**WHAT IS EXPECTED:** Swap "icon" for "glyph" in the listing lines from the line with "ipo-text: IPO xyxy=(887,1158,959,1228)" to the line with "etf-question-text: 哪些ETF交易活跃？哪些受机构投资者青睐？ xyxy=(80,1643,794,1684)". Return only those lines, with everything else left as it is.
--- begin DATA LISTING ---
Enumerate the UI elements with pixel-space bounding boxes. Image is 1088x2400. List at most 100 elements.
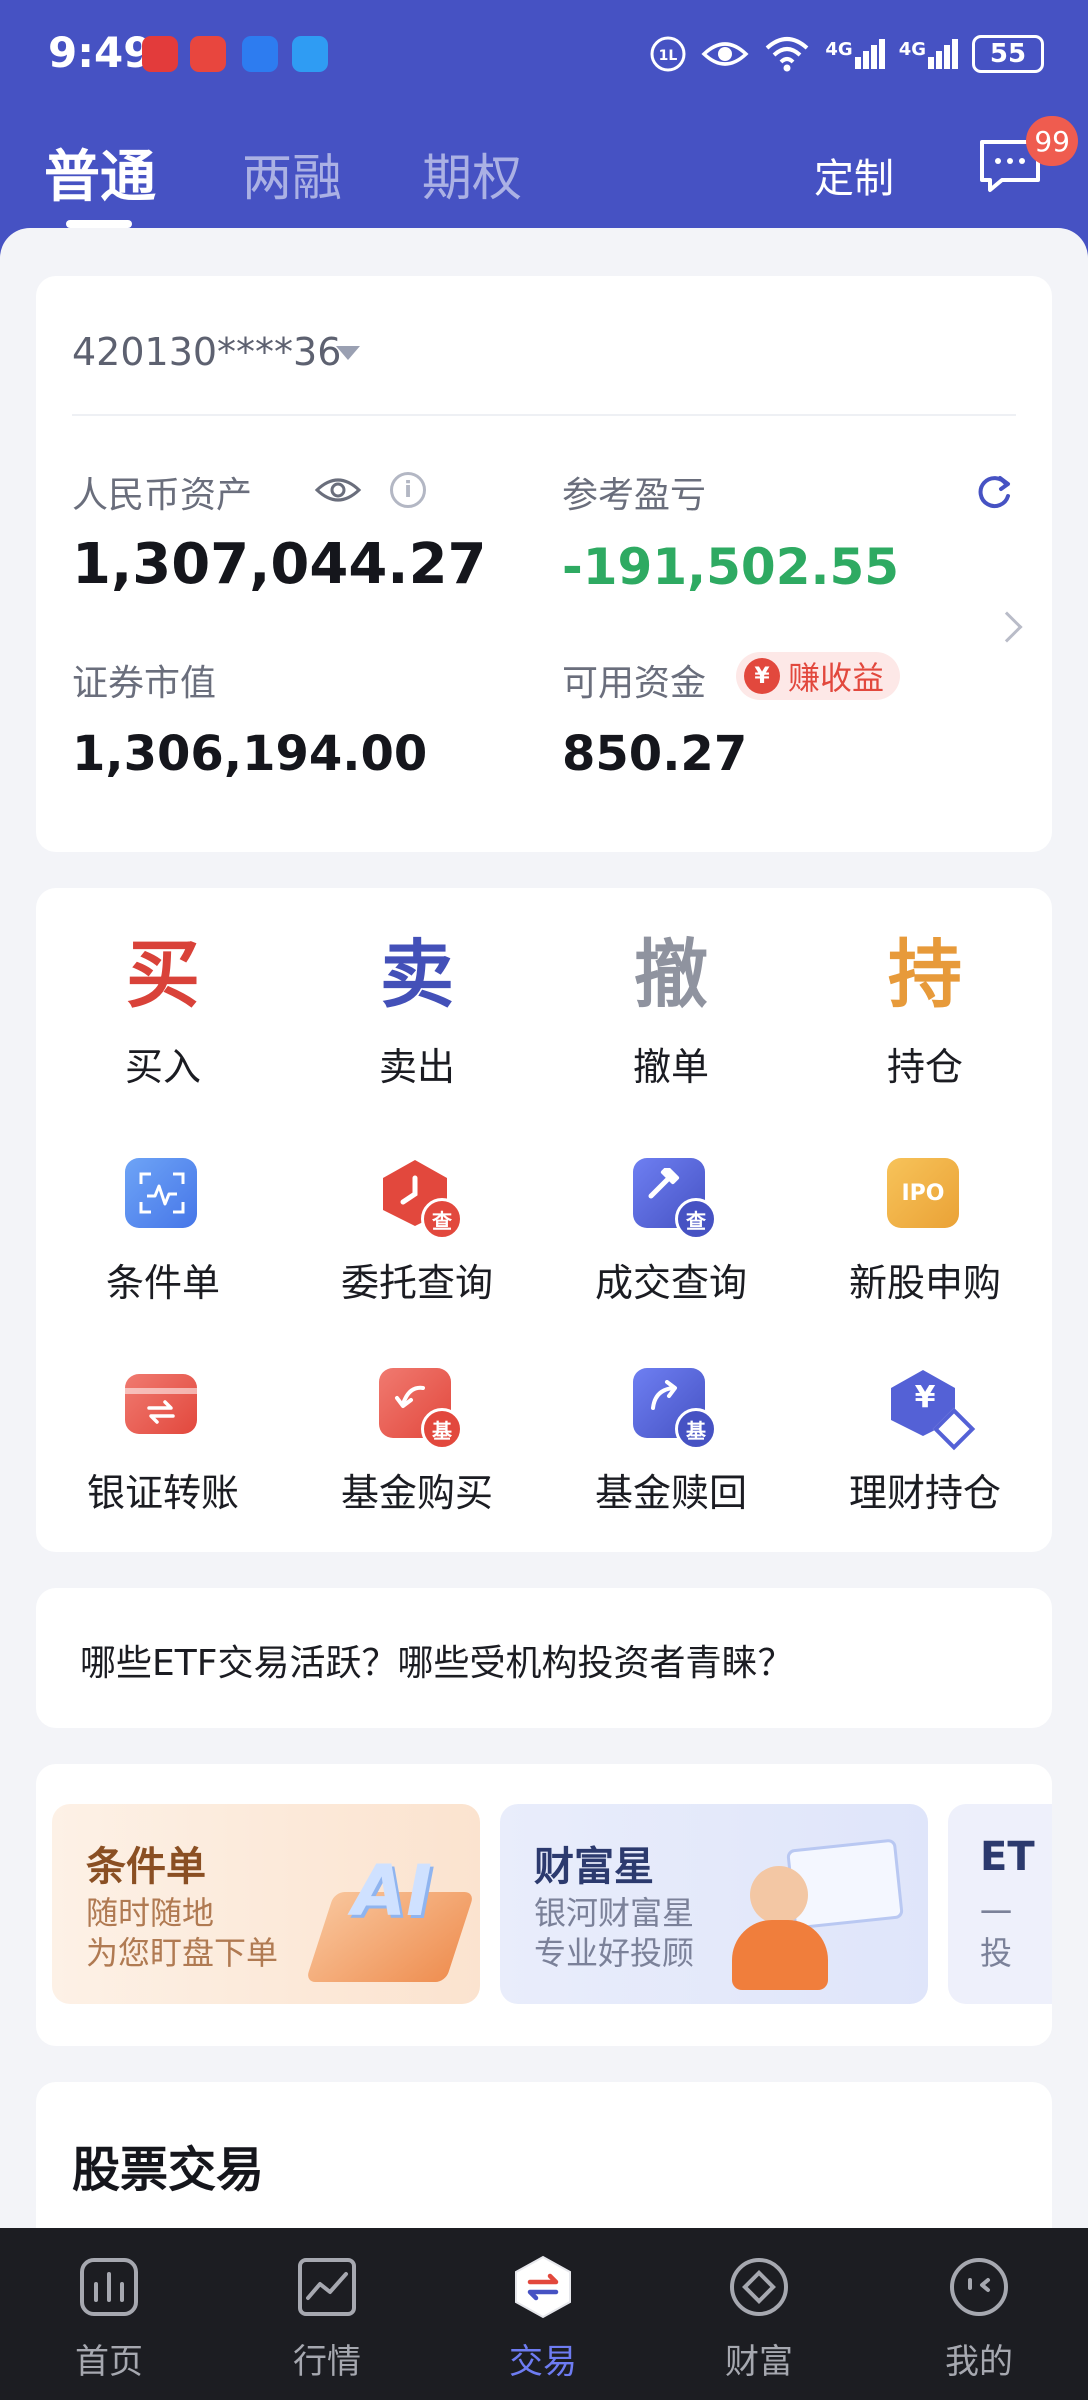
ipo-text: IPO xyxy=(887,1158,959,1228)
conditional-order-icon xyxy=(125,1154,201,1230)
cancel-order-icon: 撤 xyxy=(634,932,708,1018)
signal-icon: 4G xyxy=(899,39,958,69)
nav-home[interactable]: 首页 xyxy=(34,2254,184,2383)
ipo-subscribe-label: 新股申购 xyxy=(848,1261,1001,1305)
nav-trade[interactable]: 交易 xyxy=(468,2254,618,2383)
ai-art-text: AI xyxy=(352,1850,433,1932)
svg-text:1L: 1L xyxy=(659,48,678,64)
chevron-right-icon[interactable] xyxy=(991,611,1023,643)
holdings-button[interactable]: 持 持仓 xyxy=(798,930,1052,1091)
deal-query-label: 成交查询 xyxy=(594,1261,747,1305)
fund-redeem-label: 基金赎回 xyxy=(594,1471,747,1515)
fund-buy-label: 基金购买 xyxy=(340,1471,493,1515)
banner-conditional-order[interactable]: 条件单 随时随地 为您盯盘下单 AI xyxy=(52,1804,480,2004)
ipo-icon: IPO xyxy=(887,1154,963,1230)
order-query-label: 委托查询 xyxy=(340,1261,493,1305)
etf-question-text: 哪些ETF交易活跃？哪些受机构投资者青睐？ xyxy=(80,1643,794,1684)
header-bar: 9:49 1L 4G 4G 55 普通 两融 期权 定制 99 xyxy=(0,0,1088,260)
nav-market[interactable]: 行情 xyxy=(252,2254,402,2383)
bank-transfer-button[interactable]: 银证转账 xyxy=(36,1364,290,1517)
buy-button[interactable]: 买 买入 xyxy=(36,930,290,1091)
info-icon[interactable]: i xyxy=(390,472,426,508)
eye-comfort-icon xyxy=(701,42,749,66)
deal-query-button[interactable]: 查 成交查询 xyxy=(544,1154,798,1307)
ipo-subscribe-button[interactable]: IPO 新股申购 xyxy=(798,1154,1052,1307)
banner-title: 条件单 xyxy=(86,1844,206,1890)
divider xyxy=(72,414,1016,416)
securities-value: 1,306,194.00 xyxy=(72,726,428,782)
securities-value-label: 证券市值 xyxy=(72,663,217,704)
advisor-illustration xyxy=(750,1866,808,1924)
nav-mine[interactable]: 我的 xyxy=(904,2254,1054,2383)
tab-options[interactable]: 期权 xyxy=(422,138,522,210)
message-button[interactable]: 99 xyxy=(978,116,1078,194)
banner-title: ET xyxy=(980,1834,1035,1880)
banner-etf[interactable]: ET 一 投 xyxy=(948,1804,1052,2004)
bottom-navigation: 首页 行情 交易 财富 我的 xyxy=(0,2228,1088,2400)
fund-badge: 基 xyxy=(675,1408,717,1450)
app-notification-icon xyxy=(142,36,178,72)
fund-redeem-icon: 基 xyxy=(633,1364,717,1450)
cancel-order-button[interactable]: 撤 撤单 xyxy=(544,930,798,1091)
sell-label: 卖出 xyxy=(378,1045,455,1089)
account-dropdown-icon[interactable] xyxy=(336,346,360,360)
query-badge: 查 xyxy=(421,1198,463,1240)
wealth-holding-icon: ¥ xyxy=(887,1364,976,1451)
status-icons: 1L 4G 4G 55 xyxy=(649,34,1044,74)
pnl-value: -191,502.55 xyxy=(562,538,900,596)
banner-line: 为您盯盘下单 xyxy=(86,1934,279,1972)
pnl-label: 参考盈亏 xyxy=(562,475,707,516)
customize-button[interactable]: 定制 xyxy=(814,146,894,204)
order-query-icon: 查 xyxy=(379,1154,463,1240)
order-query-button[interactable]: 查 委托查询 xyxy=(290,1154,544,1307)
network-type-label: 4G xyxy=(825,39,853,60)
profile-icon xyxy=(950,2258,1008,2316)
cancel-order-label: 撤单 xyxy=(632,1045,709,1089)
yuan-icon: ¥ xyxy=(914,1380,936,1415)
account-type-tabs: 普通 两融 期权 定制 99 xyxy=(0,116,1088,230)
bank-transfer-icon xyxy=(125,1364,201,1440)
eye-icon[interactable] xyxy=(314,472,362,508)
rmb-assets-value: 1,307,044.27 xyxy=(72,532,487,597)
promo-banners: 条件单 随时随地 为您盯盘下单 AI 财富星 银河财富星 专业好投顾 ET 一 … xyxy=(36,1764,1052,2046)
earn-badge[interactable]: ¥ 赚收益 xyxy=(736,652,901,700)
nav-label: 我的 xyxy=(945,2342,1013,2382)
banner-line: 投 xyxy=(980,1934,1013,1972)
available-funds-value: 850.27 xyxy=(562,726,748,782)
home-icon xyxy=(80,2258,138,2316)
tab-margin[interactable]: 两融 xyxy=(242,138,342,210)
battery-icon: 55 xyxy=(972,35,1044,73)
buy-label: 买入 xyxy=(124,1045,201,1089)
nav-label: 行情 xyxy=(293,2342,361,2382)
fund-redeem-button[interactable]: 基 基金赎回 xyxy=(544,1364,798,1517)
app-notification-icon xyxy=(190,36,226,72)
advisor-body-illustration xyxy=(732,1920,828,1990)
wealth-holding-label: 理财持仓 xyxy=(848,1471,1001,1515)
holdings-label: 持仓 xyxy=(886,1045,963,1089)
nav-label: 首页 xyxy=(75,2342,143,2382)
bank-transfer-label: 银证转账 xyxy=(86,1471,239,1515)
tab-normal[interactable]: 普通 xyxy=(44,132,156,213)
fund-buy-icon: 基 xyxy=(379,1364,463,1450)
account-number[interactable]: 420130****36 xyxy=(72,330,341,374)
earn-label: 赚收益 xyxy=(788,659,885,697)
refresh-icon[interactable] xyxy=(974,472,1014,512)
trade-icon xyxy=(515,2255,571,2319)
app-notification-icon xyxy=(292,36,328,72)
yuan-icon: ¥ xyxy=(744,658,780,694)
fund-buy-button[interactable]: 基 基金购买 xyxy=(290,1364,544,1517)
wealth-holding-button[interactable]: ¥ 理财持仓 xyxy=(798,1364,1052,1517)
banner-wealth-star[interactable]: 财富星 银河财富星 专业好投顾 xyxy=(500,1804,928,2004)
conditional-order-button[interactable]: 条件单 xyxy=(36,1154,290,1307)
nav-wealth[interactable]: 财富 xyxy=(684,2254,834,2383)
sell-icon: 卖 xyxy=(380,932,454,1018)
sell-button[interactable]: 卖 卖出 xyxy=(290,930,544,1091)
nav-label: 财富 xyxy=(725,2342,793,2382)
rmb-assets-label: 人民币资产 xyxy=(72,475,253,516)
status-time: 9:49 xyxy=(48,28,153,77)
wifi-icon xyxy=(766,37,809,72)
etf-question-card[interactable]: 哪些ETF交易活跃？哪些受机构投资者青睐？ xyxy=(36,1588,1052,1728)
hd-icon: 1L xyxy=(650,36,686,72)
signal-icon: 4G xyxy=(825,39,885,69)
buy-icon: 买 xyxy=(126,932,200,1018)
--- end DATA LISTING ---
--- begin DATA LISTING ---
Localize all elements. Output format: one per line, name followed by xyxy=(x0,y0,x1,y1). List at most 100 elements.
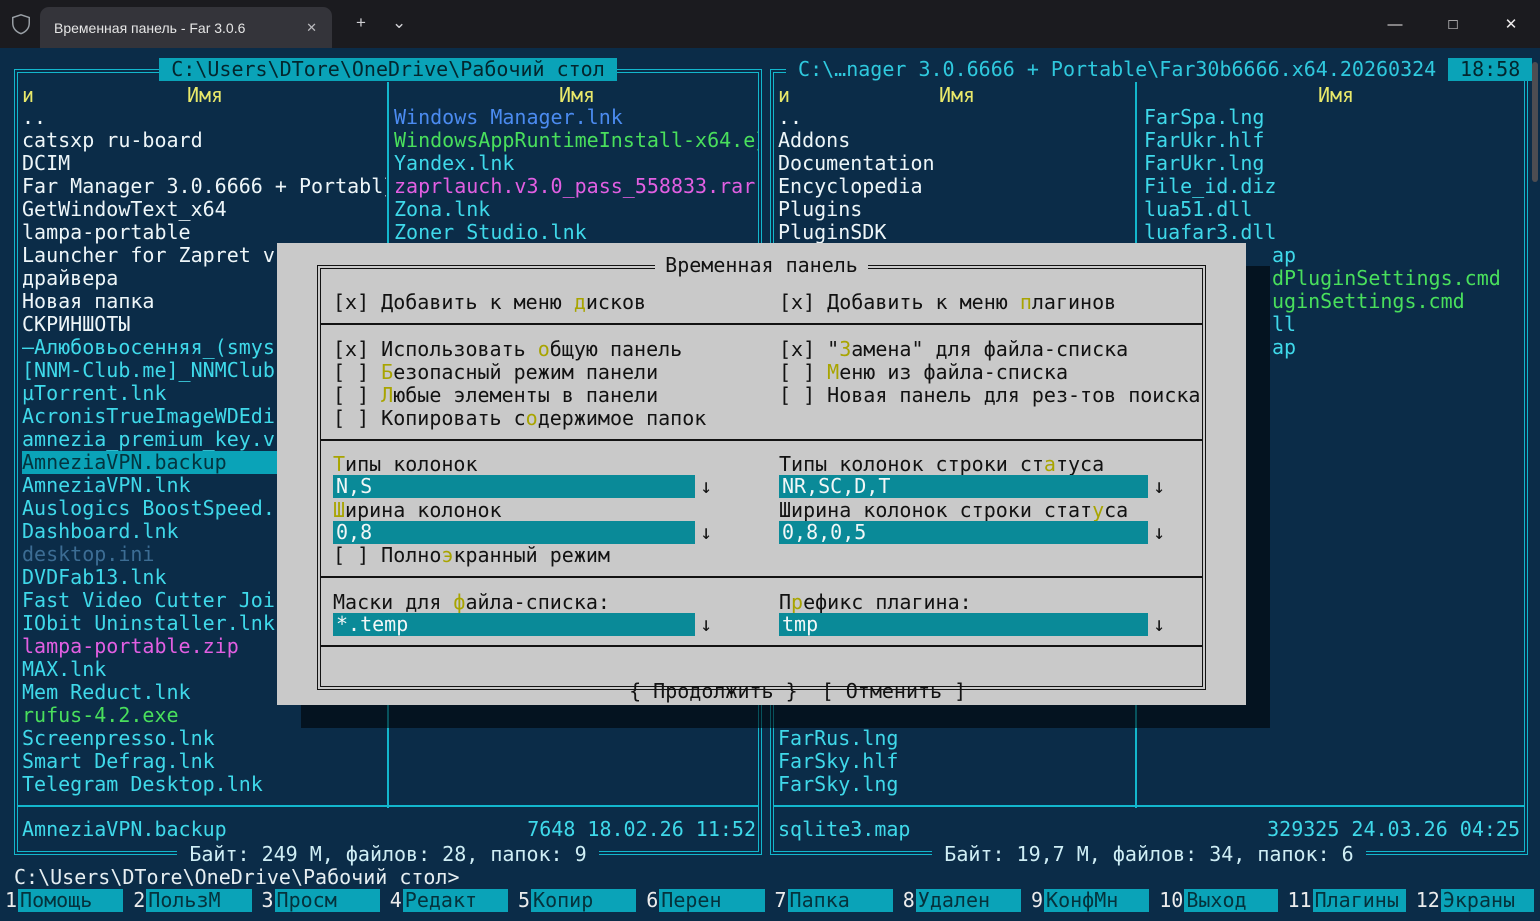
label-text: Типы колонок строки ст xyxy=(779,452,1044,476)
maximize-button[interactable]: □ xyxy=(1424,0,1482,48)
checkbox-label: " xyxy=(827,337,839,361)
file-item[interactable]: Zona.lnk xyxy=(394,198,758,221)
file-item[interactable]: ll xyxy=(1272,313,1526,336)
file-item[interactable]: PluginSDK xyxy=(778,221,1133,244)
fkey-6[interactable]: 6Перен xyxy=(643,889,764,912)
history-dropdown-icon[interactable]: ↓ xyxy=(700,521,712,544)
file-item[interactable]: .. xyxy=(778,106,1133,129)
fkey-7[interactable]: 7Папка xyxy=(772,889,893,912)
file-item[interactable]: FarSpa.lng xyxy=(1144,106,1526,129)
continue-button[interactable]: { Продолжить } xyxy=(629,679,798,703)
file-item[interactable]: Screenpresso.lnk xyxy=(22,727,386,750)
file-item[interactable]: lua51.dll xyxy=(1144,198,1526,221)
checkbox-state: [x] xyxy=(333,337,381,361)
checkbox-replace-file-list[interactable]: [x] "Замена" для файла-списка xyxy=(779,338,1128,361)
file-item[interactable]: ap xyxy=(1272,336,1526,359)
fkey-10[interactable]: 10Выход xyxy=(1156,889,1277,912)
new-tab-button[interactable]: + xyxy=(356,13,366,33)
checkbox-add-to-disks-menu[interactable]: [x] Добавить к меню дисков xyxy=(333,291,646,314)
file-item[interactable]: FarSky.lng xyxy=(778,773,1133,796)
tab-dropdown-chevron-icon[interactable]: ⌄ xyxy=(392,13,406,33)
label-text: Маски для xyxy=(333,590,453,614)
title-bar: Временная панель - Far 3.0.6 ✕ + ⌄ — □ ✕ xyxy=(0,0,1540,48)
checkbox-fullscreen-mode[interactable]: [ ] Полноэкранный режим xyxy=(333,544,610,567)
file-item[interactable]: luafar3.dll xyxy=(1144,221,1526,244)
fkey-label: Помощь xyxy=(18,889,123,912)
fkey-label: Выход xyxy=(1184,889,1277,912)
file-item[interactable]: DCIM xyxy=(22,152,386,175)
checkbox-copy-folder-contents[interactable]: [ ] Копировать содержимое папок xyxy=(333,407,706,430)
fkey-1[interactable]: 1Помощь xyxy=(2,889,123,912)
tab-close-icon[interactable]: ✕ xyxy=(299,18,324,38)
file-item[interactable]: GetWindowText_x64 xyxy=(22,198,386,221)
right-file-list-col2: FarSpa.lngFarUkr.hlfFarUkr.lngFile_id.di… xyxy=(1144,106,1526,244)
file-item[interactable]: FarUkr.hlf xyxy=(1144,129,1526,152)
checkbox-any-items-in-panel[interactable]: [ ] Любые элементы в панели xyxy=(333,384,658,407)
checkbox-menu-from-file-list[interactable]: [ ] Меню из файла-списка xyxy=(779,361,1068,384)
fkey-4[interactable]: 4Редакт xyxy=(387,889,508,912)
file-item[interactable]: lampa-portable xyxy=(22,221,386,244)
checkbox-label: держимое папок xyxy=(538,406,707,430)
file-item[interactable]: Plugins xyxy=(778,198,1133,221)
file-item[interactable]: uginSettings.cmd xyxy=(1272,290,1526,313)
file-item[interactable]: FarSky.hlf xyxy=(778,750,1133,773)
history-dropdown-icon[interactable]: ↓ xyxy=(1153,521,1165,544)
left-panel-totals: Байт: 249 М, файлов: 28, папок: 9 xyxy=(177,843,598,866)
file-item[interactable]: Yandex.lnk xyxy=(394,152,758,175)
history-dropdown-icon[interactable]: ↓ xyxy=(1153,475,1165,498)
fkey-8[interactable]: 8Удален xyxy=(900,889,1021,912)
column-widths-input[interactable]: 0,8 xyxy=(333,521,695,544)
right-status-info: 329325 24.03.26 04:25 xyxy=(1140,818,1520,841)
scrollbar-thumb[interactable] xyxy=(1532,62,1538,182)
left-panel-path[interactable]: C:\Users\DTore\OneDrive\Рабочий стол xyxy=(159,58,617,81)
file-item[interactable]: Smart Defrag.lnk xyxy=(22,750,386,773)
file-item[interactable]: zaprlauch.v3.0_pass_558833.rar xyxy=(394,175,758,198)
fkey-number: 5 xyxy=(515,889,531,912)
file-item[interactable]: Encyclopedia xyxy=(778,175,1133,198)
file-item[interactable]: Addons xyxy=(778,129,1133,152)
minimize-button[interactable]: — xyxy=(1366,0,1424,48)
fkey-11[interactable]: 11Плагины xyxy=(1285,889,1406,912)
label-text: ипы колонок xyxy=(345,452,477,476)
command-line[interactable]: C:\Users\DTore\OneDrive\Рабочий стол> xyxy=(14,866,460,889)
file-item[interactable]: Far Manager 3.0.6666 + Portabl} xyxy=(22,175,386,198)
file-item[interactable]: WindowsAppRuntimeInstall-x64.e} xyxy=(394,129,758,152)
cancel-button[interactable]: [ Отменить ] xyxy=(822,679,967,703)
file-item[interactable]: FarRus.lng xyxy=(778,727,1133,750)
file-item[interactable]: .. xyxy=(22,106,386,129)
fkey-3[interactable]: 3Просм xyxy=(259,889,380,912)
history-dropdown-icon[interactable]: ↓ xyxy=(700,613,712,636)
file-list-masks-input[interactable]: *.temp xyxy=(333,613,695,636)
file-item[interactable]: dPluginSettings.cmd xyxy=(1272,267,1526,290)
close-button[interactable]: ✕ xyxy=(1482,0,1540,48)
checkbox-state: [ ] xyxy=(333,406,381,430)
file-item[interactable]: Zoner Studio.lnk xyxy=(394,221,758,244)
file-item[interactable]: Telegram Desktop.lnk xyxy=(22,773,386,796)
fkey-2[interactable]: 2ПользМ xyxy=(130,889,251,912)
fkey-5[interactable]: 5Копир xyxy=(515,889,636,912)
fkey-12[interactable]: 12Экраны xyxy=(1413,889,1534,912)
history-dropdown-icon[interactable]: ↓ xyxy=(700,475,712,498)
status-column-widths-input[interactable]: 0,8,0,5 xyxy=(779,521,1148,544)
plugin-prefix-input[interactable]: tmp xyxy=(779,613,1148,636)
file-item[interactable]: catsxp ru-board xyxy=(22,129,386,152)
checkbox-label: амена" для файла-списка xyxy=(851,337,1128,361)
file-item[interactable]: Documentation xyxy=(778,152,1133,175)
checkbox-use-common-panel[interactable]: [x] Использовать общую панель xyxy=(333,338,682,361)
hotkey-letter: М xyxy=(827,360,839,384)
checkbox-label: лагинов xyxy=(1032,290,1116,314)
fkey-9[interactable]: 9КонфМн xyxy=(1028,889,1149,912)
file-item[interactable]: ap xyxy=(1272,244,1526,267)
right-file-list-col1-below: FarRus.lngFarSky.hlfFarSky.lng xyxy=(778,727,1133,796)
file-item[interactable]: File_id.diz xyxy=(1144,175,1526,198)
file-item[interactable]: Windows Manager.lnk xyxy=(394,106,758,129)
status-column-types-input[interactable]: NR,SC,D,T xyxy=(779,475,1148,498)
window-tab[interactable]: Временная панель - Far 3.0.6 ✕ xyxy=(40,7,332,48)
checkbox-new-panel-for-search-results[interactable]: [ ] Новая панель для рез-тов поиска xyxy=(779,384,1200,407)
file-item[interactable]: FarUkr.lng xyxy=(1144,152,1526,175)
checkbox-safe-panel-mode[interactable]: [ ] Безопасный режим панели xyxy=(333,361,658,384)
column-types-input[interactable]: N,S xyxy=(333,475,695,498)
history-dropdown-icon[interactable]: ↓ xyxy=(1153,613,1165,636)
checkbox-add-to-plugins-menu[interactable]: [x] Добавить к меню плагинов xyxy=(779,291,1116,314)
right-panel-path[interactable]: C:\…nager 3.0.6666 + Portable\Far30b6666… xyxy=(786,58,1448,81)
--- end DATA LISTING ---
**RESPONSE:**
ipo-text: IPO xyxy=(887,1158,959,1228)
conditional-order-glyph xyxy=(125,1154,201,1230)
cancel-order-glyph: 撤 xyxy=(634,932,708,1018)
signal-glyph: 4G xyxy=(899,39,958,69)
nav-home[interactable]: 首页 xyxy=(34,2254,184,2383)
ipo-subscribe-label: 新股申购 xyxy=(848,1261,1001,1305)
nav-trade[interactable]: 交易 xyxy=(468,2254,618,2383)
ai-art-text: AI xyxy=(352,1850,433,1932)
svg-text:1L: 1L xyxy=(659,48,678,64)
chevron-right-glyph[interactable] xyxy=(991,611,1023,643)
holdings-button[interactable]: 持 持仓 xyxy=(798,930,1052,1091)
deal-query-label: 成交查询 xyxy=(594,1261,747,1305)
fund-redeem-label: 基金赎回 xyxy=(594,1471,747,1515)
fund-buy-label: 基金购买 xyxy=(340,1471,493,1515)
banner-conditional-order[interactable]: 条件单 随时随地 为您盯盘下单 AI xyxy=(52,1804,480,2004)
ipo-glyph: IPO xyxy=(887,1154,963,1230)
order-query-label: 委托查询 xyxy=(340,1261,493,1305)
etf-question-text: 哪些ETF交易活跃？哪些受机构投资者青睐？ xyxy=(80,1643,794,1684)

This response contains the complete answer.